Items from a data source
....................
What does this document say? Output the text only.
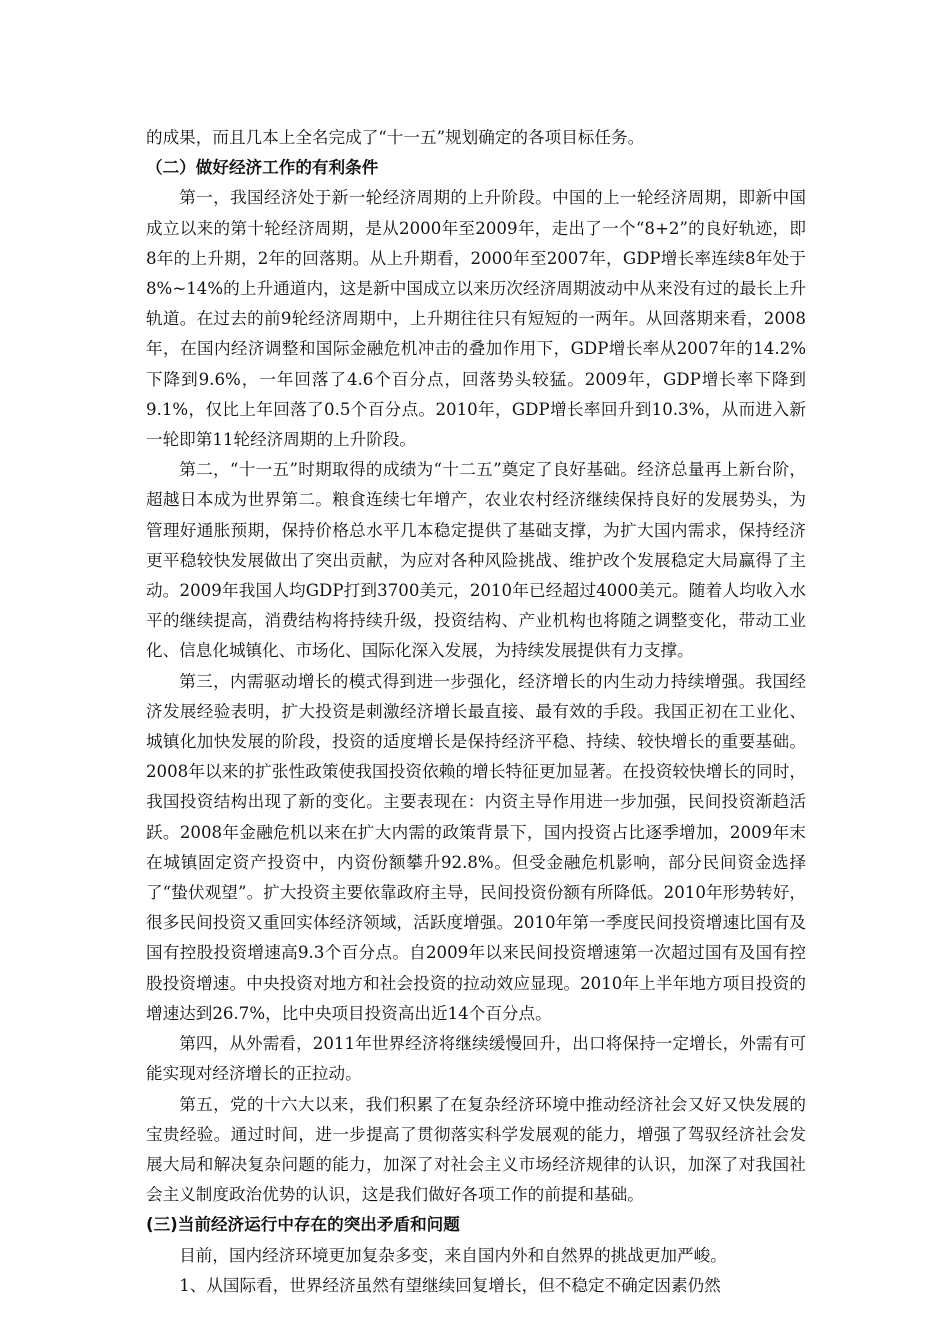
的成果，而且几本上全名完成了“十一五”规划确定的各项目标任务。

（二）做好经济工作的有利条件

第一，我国经济处于新一轮经济周期的上升阶段。中国的上一轮经济周期，即新中国成立以来的第十轮经济周期，是从2000年至2009年，走出了一个“8+2”的良好轨迹，即8年的上升期，2年的回落期。从上升期看，2000年至2007年，GDP增长率连续8年处于8%~14%的上升通道内，这是新中国成立以来历次经济周期波动中从来没有过的最长上升轨道。在过去的前9轮经济周期中，上升期往往只有短短的一两年。从回落期来看，2008年，在国内经济调整和国际金融危机冲击的叠加作用下，GDP增长率从2007年的14.2%下降到9.6%，一年回落了4.6个百分点，回落势头较猛。2009年，GDP增长率下降到9.1%，仅比上年回落了0.5个百分点。2010年，GDP增长率回升到10.3%，从而进入新一轮即第11轮经济周期的上升阶段。

第二，“十一五”时期取得的成绩为“十二五”奠定了良好基础。经济总量再上新台阶，超越日本成为世界第二。粮食连续七年增产，农业农村经济继续保持良好的发展势头，为管理好通胀预期，保持价格总水平几本稳定提供了基础支撑，为扩大国内需求，保持经济更平稳较快发展做出了突出贡献，为应对各种风险挑战、维护改个发展稳定大局赢得了主动。2009年我国人均GDP打到3700美元，2010年已经超过4000美元。随着人均收入水平的继续提高，消费结构将持续升级，投资结构、产业机构也将随之调整变化，带动工业化、信息化城镇化、市场化、国际化深入发展，为持续发展提供有力支撑。

第三，内需驱动增长的模式得到进一步强化，经济增长的内生动力持续增强。我国经济发展经验表明，扩大投资是刺激经济增长最直接、最有效的手段。我国正初在工业化、城镇化加快发展的阶段，投资的适度增长是保持经济平稳、持续、较快增长的重要基础。2008年以来的扩张性政策使我国投资依赖的增长特征更加显著。在投资较快增长的同时，我国投资结构出现了新的变化。主要表现在：内资主导作用进一步加强，民间投资渐趋活跃。2008年金融危机以来在扩大内需的政策背景下，国内投资占比逐季增加，2009年末在城镇固定资产投资中，内资份额攀升92.8%。但受金融危机影响，部分民间资金选择了“蛰伏观望”。扩大投资主要依靠政府主导，民间投资份额有所降低。2010年形势转好，很多民间投资又重回实体经济领域，活跃度增强。2010年第一季度民间投资增速比国有及国有控股投资增速高9.3个百分点。自2009年以来民间投资增速第一次超过国有及国有控股投资增速。中央投资对地方和社会投资的拉动效应显现。2010年上半年地方项目投资的增速达到26.7%，比中央项目投资高出近14个百分点。

第四，从外需看，2011年世界经济将继续缓慢回升，出口将保持一定增长，外需有可能实现对经济增长的正拉动。

第五，党的十六大以来，我们积累了在复杂经济环境中推动经济社会又好又快发展的宝贵经验。通过时间，进一步提高了贯彻落实科学发展观的能力，增强了驾驭经济社会发展大局和解决复杂问题的能力，加深了对社会主义市场经济规律的认识，加深了对我国社会主义制度政治优势的认识，这是我们做好各项工作的前提和基础。

(三)当前经济运行中存在的突出矛盾和问题

目前，国内经济环境更加复杂多变，来自国内外和自然界的挑战更加严峻。

1、从国际看，世界经济虽然有望继续回复增长，但不稳定不确定因素仍然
....................
Transcribe the entries above verbatim, omitting their pictures.

■ **SOLUTION TO THE PROBLEM**:
What does this document say? Output the text only.
的成果，而且几本上全名完成了“十一五”规划确定的各项目标任务。

（二）做好经济工作的有利条件

第一，我国经济处于新一轮经济周期的上升阶段。中国的上一轮经济周期，即新中国成立以来的第十轮经济周期，是从2000年至2009年，走出了一个“8+2”的良好轨迹，即8年的上升期，2年的回落期。从上升期看，2000年至2007年，GDP增长率连续8年处于8%~14%的上升通道内，这是新中国成立以来历次经济周期波动中从来没有过的最长上升轨道。在过去的前9轮经济周期中，上升期往往只有短短的一两年。从回落期来看，2008年，在国内经济调整和国际金融危机冲击的叠加作用下，GDP增长率从2007年的14.2%下降到9.6%，一年回落了4.6个百分点，回落势头较猛。2009年，GDP增长率下降到9.1%，仅比上年回落了0.5个百分点。2010年，GDP增长率回升到10.3%，从而进入新一轮即第11轮经济周期的上升阶段。

第二，“十一五”时期取得的成绩为“十二五”奠定了良好基础。经济总量再上新台阶，超越日本成为世界第二。粮食连续七年增产，农业农村经济继续保持良好的发展势头，为管理好通胀预期，保持价格总水平几本稳定提供了基础支撑，为扩大国内需求，保持经济更平稳较快发展做出了突出贡献，为应对各种风险挑战、维护改个发展稳定大局赢得了主动。2009年我国人均GDP打到3700美元，2010年已经超过4000美元。随着人均收入水平的继续提高，消费结构将持续升级，投资结构、产业机构也将随之调整变化，带动工业化、信息化城镇化、市场化、国际化深入发展，为持续发展提供有力支撑。

第三，内需驱动增长的模式得到进一步强化，经济增长的内生动力持续增强。我国经济发展经验表明，扩大投资是刺激经济增长最直接、最有效的手段。我国正初在工业化、城镇化加快发展的阶段，投资的适度增长是保持经济平稳、持续、较快增长的重要基础。2008年以来的扩张性政策使我国投资依赖的增长特征更加显著。在投资较快增长的同时，我国投资结构出现了新的变化。主要表现在：内资主导作用进一步加强，民间投资渐趋活跃。2008年金融危机以来在扩大内需的政策背景下，国内投资占比逐季增加，2009年末在城镇固定资产投资中，内资份额攀升92.8%。但受金融危机影响，部分民间资金选择了“蛰伏观望”。扩大投资主要依靠政府主导，民间投资份额有所降低。2010年形势转好，很多民间投资又重回实体经济领域，活跃度增强。2010年第一季度民间投资增速比国有及国有控股投资增速高9.3个百分点。自2009年以来民间投资增速第一次超过国有及国有控股投资增速。中央投资对地方和社会投资的拉动效应显现。2010年上半年地方项目投资的增速达到26.7%，比中央项目投资高出近14个百分点。

第四，从外需看，2011年世界经济将继续缓慢回升，出口将保持一定增长，外需有可能实现对经济增长的正拉动。

第五，党的十六大以来，我们积累了在复杂经济环境中推动经济社会又好又快发展的宝贵经验。通过时间，进一步提高了贯彻落实科学发展观的能力，增强了驾驭经济社会发展大局和解决复杂问题的能力，加深了对社会主义市场经济规律的认识，加深了对我国社会主义制度政治优势的认识，这是我们做好各项工作的前提和基础。

(三)当前经济运行中存在的突出矛盾和问题

目前，国内经济环境更加复杂多变，来自国内外和自然界的挑战更加严峻。

1、从国际看，世界经济虽然有望继续回复增长，但不稳定不确定因素仍然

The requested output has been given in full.